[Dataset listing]
= = =
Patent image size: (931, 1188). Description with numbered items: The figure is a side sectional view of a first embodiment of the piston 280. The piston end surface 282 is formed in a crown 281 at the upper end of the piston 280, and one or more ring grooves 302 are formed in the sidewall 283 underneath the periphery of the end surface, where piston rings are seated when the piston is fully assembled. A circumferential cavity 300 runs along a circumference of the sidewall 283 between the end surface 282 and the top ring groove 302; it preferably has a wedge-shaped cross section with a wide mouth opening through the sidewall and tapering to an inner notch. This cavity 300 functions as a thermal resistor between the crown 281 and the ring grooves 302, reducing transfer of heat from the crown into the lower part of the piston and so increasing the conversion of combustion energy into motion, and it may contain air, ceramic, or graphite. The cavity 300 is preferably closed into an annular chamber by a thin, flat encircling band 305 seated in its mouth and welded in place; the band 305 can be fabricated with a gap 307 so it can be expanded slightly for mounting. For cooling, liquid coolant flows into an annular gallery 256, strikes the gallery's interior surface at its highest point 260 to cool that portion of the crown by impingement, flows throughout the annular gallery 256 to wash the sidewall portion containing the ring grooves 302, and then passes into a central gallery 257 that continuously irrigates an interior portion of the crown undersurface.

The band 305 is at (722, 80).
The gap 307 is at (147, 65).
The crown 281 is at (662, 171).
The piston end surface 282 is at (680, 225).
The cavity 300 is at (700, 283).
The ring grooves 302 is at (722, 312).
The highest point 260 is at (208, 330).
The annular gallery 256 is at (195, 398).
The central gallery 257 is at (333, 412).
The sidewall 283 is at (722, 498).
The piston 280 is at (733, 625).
= = =
*Exercise instructions*
Output the lines of the listing above without any changes.

*Correct response*
Patent image size: (931, 1188). Description with numbered items: The figure is a side sectional view of a first embodiment of the piston 280. The piston end surface 282 is formed in a crown 281 at the upper end of the piston 280, and one or more ring grooves 302 are formed in the sidewall 283 underneath the periphery of the end surface, where piston rings are seated when the piston is fully assembled. A circumferential cavity 300 runs along a circumference of the sidewall 283 between the end surface 282 and the top ring groove 302; it preferably has a wedge-shaped cross section with a wide mouth opening through the sidewall and tapering to an inner notch. This cavity 300 functions as a thermal resistor between the crown 281 and the ring grooves 302, reducing transfer of heat from the crown into the lower part of the piston and so increasing the conversion of combustion energy into motion, and it may contain air, ceramic, or graphite. The cavity 300 is preferably closed into an annular chamber by a thin, flat encircling band 305 seated in its mouth and welded in place; the band 305 can be fabricated with a gap 307 so it can be expanded slightly for mounting. For cooling, liquid coolant flows into an annular gallery 256, strikes the gallery's interior surface at its highest point 260 to cool that portion of the crown by impingement, flows throughout the annular gallery 256 to wash the sidewall portion containing the ring grooves 302, and then passes into a central gallery 257 that continuously irrigates an interior portion of the crown undersurface.

The band 305 is at (722, 80).
The gap 307 is at (147, 65).
The crown 281 is at (662, 171).
The piston end surface 282 is at (680, 225).
The cavity 300 is at (700, 283).
The ring grooves 302 is at (722, 312).
The highest point 260 is at (208, 330).
The annular gallery 256 is at (195, 398).
The central gallery 257 is at (333, 412).
The sidewall 283 is at (722, 498).
The piston 280 is at (733, 625).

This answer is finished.